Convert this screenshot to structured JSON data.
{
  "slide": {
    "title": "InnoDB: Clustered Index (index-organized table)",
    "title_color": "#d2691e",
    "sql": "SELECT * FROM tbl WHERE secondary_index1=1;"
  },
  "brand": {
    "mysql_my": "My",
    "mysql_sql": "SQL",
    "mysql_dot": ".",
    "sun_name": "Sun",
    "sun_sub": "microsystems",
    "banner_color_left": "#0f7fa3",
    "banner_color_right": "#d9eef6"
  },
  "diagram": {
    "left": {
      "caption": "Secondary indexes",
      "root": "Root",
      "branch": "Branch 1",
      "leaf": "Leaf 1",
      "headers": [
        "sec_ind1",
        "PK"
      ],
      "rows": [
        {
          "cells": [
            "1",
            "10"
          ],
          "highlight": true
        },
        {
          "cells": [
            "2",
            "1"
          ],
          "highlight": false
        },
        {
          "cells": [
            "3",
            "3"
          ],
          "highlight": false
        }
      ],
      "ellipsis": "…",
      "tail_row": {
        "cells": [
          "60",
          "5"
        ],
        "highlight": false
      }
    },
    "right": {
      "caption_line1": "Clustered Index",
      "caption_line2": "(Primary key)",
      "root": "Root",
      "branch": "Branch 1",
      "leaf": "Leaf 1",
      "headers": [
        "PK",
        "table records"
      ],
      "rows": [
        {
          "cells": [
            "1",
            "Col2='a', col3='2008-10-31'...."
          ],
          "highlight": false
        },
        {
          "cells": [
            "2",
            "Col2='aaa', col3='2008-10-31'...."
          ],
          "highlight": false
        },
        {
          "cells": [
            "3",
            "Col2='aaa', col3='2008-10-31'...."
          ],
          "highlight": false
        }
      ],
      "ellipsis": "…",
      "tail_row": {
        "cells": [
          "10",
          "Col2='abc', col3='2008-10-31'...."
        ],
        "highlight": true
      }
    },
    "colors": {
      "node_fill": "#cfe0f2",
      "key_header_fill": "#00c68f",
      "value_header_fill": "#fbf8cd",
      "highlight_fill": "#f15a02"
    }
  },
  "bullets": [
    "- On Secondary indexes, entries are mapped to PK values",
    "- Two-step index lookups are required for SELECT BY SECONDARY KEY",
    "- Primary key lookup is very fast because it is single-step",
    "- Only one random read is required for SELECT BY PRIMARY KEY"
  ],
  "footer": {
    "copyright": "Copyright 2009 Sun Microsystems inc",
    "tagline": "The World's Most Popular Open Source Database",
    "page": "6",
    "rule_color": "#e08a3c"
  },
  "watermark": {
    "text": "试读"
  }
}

--------

- SHORT TASK: Write out every entry exactly as given.

- SOLUTION FOR THIS PROBLEM:
Convert this screenshot to structured JSON data.
{
  "slide": {
    "title": "InnoDB: Clustered Index (index-organized table)",
    "title_color": "#d2691e",
    "sql": "SELECT * FROM tbl WHERE secondary_index1=1;"
  },
  "brand": {
    "mysql_my": "My",
    "mysql_sql": "SQL",
    "mysql_dot": ".",
    "sun_name": "Sun",
    "sun_sub": "microsystems",
    "banner_color_left": "#0f7fa3",
    "banner_color_right": "#d9eef6"
  },
  "diagram": {
    "left": {
      "caption": "Secondary indexes",
      "root": "Root",
      "branch": "Branch 1",
      "leaf": "Leaf 1",
      "headers": [
        "sec_ind1",
        "PK"
      ],
      "rows": [
        {
          "cells": [
            "1",
            "10"
          ],
          "highlight": true
        },
        {
          "cells": [
            "2",
            "1"
          ],
          "highlight": false
        },
        {
          "cells": [
            "3",
            "3"
          ],
          "highlight": false
        }
      ],
      "ellipsis": "…",
      "tail_row": {
        "cells": [
          "60",
          "5"
        ],
        "highlight": false
      }
    },
    "right": {
      "caption_line1": "Clustered Index",
      "caption_line2": "(Primary key)",
      "root": "Root",
      "branch": "Branch 1",
      "leaf": "Leaf 1",
      "headers": [
        "PK",
        "table records"
      ],
      "rows": [
        {
          "cells": [
            "1",
            "Col2='a', col3='2008-10-31'...."
          ],
          "highlight": false
        },
        {
          "cells": [
            "2",
            "Col2='aaa', col3='2008-10-31'...."
          ],
          "highlight": false
        },
        {
          "cells": [
            "3",
            "Col2='aaa', col3='2008-10-31'...."
          ],
          "highlight": false
        }
      ],
      "ellipsis": "…",
      "tail_row": {
        "cells": [
          "10",
          "Col2='abc', col3='2008-10-31'...."
        ],
        "highlight": true
      }
    },
    "colors": {
      "node_fill": "#cfe0f2",
      "key_header_fill": "#00c68f",
      "value_header_fill": "#fbf8cd",
      "highlight_fill": "#f15a02"
    }
  },
  "bullets": [
    "- On Secondary indexes, entries are mapped to PK values",
    "- Two-step index lookups are required for SELECT BY SECONDARY KEY",
    "- Primary key lookup is very fast because it is single-step",
    "- Only one random read is required for SELECT BY PRIMARY KEY"
  ],
  "footer": {
    "copyright": "Copyright 2009 Sun Microsystems inc",
    "tagline": "The World's Most Popular Open Source Database",
    "page": "6",
    "rule_color": "#e08a3c"
  },
  "watermark": {
    "text": "试读"
  }
}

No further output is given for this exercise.